- **Your goal**:
The records below are made of lines; count those holding the word "Образуемый" and give the number only.

>> START Supplied information

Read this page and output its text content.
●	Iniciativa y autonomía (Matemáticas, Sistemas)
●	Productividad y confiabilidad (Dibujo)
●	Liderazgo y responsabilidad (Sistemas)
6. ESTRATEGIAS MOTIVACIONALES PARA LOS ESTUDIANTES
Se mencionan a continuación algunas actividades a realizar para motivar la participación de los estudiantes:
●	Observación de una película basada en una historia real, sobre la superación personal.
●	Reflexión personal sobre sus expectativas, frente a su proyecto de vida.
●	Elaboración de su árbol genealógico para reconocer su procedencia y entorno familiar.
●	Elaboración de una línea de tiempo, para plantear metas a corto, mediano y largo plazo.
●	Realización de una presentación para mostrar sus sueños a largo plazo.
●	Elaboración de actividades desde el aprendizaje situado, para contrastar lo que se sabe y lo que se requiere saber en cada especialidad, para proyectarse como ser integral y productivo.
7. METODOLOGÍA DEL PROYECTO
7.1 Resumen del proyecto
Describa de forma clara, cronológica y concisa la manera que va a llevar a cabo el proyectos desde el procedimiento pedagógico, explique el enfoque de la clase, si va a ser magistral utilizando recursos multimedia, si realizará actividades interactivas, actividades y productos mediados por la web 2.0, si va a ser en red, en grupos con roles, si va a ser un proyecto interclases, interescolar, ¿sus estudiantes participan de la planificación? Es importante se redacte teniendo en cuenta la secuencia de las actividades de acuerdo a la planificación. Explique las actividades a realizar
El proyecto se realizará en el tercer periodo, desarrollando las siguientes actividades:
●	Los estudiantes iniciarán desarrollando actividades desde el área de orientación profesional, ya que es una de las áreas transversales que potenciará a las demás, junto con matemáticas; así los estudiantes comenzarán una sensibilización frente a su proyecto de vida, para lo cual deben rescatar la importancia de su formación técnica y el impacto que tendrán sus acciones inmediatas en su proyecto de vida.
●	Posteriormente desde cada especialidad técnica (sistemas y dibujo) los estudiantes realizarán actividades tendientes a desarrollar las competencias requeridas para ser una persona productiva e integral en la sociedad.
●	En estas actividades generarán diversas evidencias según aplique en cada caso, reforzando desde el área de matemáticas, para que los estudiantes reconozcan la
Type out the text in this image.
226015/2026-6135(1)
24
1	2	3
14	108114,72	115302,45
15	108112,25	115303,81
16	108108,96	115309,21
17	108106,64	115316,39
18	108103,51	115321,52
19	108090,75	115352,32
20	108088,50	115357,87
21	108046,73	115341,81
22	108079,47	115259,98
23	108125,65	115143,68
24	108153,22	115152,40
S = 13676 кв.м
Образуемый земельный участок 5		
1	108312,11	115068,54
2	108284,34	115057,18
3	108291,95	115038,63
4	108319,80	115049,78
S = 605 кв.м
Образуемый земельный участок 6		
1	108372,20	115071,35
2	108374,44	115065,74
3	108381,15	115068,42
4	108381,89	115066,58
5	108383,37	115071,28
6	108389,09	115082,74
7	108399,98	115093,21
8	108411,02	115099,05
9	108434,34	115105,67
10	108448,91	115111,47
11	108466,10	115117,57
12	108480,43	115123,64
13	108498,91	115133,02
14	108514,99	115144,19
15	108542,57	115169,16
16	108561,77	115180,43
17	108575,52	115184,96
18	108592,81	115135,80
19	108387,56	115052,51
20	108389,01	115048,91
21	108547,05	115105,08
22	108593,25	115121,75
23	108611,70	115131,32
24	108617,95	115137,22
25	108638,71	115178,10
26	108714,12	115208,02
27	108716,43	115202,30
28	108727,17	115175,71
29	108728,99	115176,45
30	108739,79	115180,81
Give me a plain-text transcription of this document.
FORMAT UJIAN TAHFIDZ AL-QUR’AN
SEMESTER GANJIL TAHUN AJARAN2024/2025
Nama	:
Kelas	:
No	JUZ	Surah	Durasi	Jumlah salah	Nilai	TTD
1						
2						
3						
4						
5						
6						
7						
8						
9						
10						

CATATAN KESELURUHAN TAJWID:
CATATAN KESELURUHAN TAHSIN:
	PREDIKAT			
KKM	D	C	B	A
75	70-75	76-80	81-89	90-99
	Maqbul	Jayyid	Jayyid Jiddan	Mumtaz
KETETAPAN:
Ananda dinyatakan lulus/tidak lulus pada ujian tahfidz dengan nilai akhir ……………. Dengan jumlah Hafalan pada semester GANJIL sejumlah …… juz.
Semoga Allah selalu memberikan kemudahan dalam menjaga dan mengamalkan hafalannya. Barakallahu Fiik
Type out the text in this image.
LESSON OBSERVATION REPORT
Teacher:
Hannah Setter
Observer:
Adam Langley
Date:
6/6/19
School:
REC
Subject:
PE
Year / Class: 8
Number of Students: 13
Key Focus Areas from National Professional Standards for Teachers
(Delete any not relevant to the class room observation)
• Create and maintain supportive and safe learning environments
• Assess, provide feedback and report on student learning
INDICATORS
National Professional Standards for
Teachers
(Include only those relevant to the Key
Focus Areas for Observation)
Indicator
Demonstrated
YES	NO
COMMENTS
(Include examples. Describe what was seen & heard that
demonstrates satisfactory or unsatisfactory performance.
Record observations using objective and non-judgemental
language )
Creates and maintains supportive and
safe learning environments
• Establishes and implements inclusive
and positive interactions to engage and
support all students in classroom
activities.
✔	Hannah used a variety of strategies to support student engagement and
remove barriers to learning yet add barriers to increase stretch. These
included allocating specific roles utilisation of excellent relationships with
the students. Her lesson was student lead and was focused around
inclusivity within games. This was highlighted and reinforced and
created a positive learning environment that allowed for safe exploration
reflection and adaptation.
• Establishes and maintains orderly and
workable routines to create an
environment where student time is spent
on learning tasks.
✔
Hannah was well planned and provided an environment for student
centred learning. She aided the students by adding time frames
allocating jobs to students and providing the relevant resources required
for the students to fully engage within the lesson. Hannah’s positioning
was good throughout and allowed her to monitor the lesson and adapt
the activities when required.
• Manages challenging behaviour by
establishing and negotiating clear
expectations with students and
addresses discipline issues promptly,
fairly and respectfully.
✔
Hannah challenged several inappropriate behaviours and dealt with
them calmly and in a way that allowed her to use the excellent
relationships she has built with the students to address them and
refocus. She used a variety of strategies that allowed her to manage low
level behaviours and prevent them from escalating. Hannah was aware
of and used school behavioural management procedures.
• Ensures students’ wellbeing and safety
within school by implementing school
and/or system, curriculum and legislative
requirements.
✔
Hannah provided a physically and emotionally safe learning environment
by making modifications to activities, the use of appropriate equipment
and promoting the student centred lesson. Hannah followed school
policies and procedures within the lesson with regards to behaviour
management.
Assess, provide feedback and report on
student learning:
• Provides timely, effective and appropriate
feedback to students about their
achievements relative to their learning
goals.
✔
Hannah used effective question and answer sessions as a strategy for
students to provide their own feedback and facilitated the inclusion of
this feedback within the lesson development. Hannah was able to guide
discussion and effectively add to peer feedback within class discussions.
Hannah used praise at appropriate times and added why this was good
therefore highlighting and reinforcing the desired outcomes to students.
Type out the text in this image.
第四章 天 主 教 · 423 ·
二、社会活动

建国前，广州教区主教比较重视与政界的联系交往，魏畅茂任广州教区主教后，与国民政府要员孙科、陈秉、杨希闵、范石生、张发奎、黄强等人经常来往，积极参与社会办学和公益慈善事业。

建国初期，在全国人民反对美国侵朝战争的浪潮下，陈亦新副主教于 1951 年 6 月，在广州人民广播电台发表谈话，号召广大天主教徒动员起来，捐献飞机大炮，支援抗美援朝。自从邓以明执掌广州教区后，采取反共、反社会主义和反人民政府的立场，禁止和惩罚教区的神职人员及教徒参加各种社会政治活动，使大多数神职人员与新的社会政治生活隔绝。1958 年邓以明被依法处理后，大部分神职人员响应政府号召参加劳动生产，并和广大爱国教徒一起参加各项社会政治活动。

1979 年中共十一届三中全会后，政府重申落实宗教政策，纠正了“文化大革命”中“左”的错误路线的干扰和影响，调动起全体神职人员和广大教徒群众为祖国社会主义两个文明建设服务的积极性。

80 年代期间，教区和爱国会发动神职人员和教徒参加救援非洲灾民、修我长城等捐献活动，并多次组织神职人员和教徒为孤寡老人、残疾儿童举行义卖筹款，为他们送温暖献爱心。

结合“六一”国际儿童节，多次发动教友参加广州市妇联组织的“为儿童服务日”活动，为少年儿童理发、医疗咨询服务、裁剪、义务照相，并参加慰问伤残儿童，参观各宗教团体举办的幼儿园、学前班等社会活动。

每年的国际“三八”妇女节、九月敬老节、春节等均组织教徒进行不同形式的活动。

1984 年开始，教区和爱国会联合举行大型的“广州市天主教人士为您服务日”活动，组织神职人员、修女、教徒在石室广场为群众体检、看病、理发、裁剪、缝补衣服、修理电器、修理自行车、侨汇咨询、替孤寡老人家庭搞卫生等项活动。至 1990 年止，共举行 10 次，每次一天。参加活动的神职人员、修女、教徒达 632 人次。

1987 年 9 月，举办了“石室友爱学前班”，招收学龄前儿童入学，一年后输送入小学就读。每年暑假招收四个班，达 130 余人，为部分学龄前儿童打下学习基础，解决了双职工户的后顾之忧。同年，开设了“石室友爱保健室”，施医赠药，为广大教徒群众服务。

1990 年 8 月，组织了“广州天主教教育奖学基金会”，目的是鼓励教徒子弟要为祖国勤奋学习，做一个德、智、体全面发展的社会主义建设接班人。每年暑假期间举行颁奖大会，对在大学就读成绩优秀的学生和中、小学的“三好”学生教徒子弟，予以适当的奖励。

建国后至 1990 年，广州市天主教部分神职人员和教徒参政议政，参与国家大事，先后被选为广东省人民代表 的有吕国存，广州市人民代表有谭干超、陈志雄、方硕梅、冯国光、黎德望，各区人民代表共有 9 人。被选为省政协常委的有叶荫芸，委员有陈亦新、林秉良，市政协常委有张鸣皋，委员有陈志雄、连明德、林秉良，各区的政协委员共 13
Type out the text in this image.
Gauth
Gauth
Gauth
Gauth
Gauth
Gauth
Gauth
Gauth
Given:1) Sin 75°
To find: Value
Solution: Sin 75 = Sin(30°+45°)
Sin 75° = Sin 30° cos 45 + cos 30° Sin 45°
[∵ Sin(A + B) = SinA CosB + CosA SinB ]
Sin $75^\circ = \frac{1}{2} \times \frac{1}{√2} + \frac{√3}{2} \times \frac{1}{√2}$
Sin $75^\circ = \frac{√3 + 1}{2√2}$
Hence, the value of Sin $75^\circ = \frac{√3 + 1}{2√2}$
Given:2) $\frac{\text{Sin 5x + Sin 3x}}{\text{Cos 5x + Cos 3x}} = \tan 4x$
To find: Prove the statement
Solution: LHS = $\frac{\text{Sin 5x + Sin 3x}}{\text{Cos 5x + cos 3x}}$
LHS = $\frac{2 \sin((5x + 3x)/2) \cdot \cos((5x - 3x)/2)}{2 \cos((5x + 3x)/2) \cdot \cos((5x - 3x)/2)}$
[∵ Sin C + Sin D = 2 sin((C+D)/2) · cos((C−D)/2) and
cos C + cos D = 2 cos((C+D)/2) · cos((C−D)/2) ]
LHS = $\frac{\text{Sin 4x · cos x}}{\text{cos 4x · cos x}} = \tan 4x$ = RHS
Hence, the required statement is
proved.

>> END Supplied information

- **Written answer**:
2